_INPUT MATERIAL:_
□ □ □ □ □
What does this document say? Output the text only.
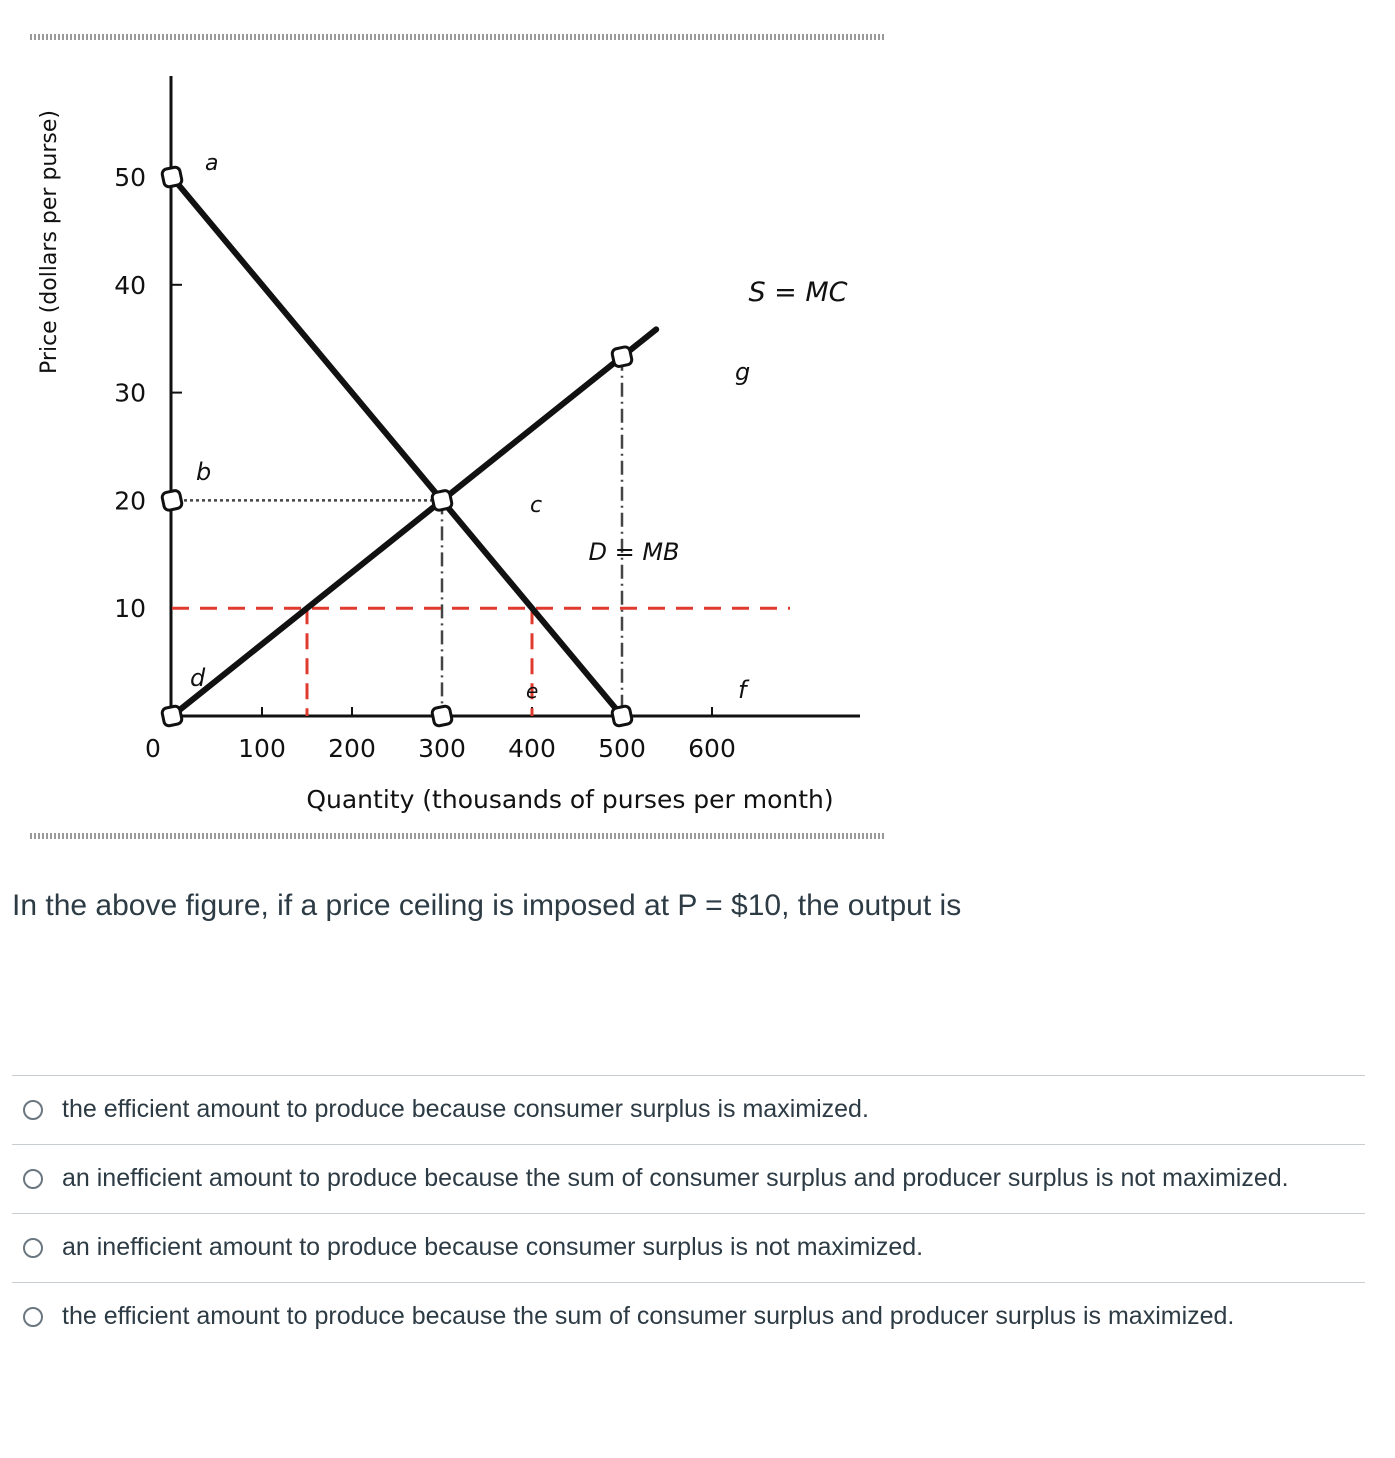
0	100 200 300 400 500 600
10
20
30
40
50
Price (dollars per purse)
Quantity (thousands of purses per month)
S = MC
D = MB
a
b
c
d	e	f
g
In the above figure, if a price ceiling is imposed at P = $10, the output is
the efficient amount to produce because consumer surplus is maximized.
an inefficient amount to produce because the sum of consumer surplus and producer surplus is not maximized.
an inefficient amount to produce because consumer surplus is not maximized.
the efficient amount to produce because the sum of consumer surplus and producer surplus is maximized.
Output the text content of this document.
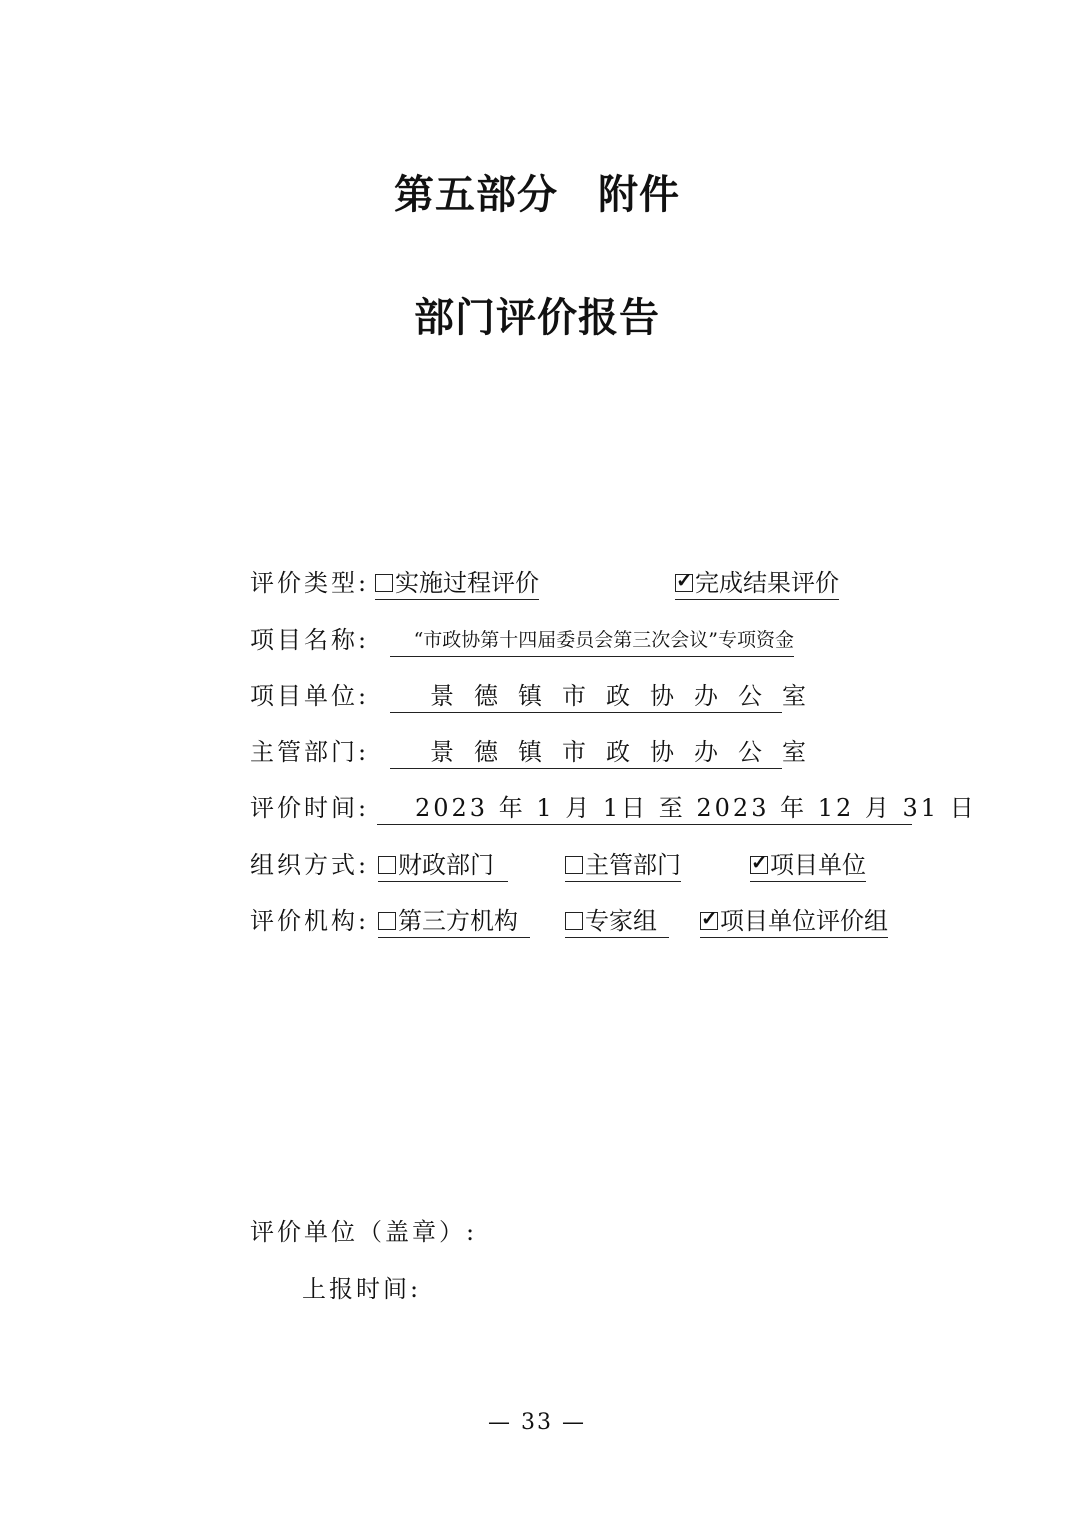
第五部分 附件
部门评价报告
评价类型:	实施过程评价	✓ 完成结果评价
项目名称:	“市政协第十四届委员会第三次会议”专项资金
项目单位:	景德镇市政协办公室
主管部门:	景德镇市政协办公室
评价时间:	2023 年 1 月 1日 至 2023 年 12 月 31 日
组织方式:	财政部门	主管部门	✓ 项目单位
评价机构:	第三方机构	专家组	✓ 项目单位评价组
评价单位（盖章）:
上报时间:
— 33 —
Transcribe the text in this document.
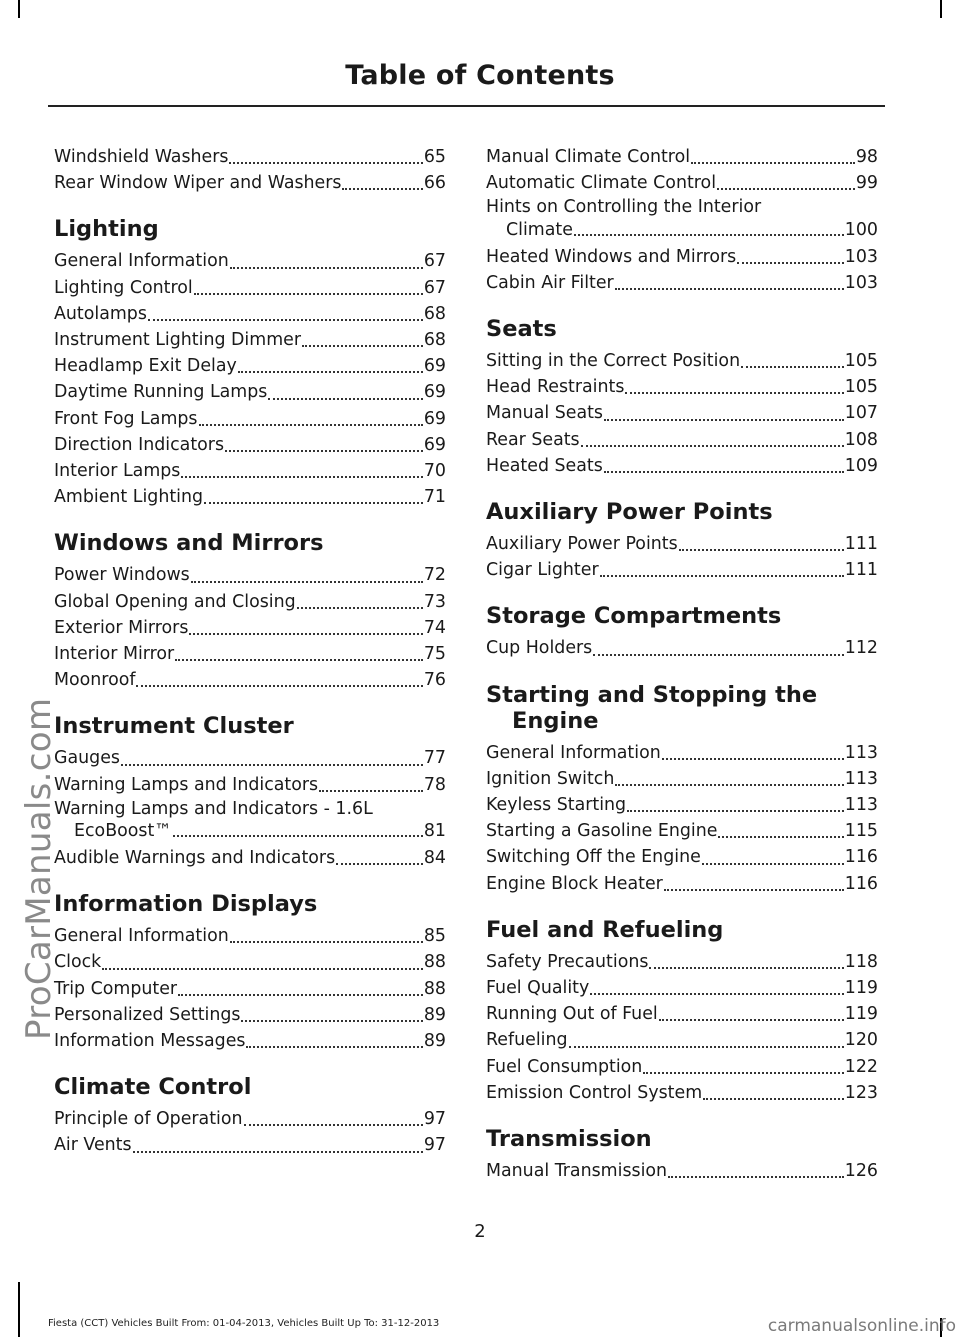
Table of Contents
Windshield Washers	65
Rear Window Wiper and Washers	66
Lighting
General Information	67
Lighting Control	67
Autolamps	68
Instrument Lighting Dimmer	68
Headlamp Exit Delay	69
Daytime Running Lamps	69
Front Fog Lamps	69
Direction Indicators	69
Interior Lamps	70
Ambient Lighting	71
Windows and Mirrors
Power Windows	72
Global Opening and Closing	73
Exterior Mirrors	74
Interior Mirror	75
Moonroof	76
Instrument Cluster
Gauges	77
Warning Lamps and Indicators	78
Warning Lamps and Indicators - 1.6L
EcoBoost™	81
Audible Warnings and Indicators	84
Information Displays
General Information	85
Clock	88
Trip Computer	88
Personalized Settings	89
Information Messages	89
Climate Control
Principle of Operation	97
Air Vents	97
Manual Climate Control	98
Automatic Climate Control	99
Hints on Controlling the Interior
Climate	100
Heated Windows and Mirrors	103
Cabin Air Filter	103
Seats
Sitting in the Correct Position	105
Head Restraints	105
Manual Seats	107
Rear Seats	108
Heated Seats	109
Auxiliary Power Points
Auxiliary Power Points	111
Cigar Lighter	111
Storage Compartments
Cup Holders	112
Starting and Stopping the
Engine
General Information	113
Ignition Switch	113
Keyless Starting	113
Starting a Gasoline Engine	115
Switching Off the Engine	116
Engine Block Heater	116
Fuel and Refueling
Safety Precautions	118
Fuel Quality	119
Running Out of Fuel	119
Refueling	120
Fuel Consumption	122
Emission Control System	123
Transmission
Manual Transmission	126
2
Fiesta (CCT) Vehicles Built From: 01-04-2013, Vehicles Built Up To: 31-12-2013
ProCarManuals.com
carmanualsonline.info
□ □ □ □ □
_AIM:_ Excluding the pictures, reproduce every entry exactly as given.

_FULL SOLUTION:_
What does this document say? Output the text only.
0	100 200 300 400 500 600
10
20
30
40
50
Price (dollars per purse)
Quantity (thousands of purses per month)
S = MC
D = MB
a
b
c
d	e	f
g
In the above figure, if a price ceiling is imposed at P = $10, the output is
the efficient amount to produce because consumer surplus is maximized.
an inefficient amount to produce because the sum of consumer surplus and producer surplus is not maximized.
an inefficient amount to produce because consumer surplus is not maximized.
the efficient amount to produce because the sum of consumer surplus and producer surplus is maximized.
Output the text content of this document.
第五部分 附件
部门评价报告
评价类型:	实施过程评价	✓ 完成结果评价
项目名称:	“市政协第十四届委员会第三次会议”专项资金
项目单位:	景德镇市政协办公室
主管部门:	景德镇市政协办公室
评价时间:	2023 年 1 月 1日 至 2023 年 12 月 31 日
组织方式:	财政部门	主管部门	✓ 项目单位
评价机构:	第三方机构	专家组	✓ 项目单位评价组
评价单位（盖章）:
上报时间:
— 33 —
Transcribe the text in this document.
Table of Contents
Windshield Washers	65
Rear Window Wiper and Washers	66
Lighting
General Information	67
Lighting Control	67
Autolamps	68
Instrument Lighting Dimmer	68
Headlamp Exit Delay	69
Daytime Running Lamps	69
Front Fog Lamps	69
Direction Indicators	69
Interior Lamps	70
Ambient Lighting	71
Windows and Mirrors
Power Windows	72
Global Opening and Closing	73
Exterior Mirrors	74
Interior Mirror	75
Moonroof	76
Instrument Cluster
Gauges	77
Warning Lamps and Indicators	78
Warning Lamps and Indicators - 1.6L
EcoBoost™	81
Audible Warnings and Indicators	84
Information Displays
General Information	85
Clock	88
Trip Computer	88
Personalized Settings	89
Information Messages	89
Climate Control
Principle of Operation	97
Air Vents	97
Manual Climate Control	98
Automatic Climate Control	99
Hints on Controlling the Interior
Climate	100
Heated Windows and Mirrors	103
Cabin Air Filter	103
Seats
Sitting in the Correct Position	105
Head Restraints	105
Manual Seats	107
Rear Seats	108
Heated Seats	109
Auxiliary Power Points
Auxiliary Power Points	111
Cigar Lighter	111
Storage Compartments
Cup Holders	112
Starting and Stopping the
Engine
General Information	113
Ignition Switch	113
Keyless Starting	113
Starting a Gasoline Engine	115
Switching Off the Engine	116
Engine Block Heater	116
Fuel and Refueling
Safety Precautions	118
Fuel Quality	119
Running Out of Fuel	119
Refueling	120
Fuel Consumption	122
Emission Control System	123
Transmission
Manual Transmission	126
2
Fiesta (CCT) Vehicles Built From: 01-04-2013, Vehicles Built Up To: 31-12-2013
ProCarManuals.com
carmanualsonline.info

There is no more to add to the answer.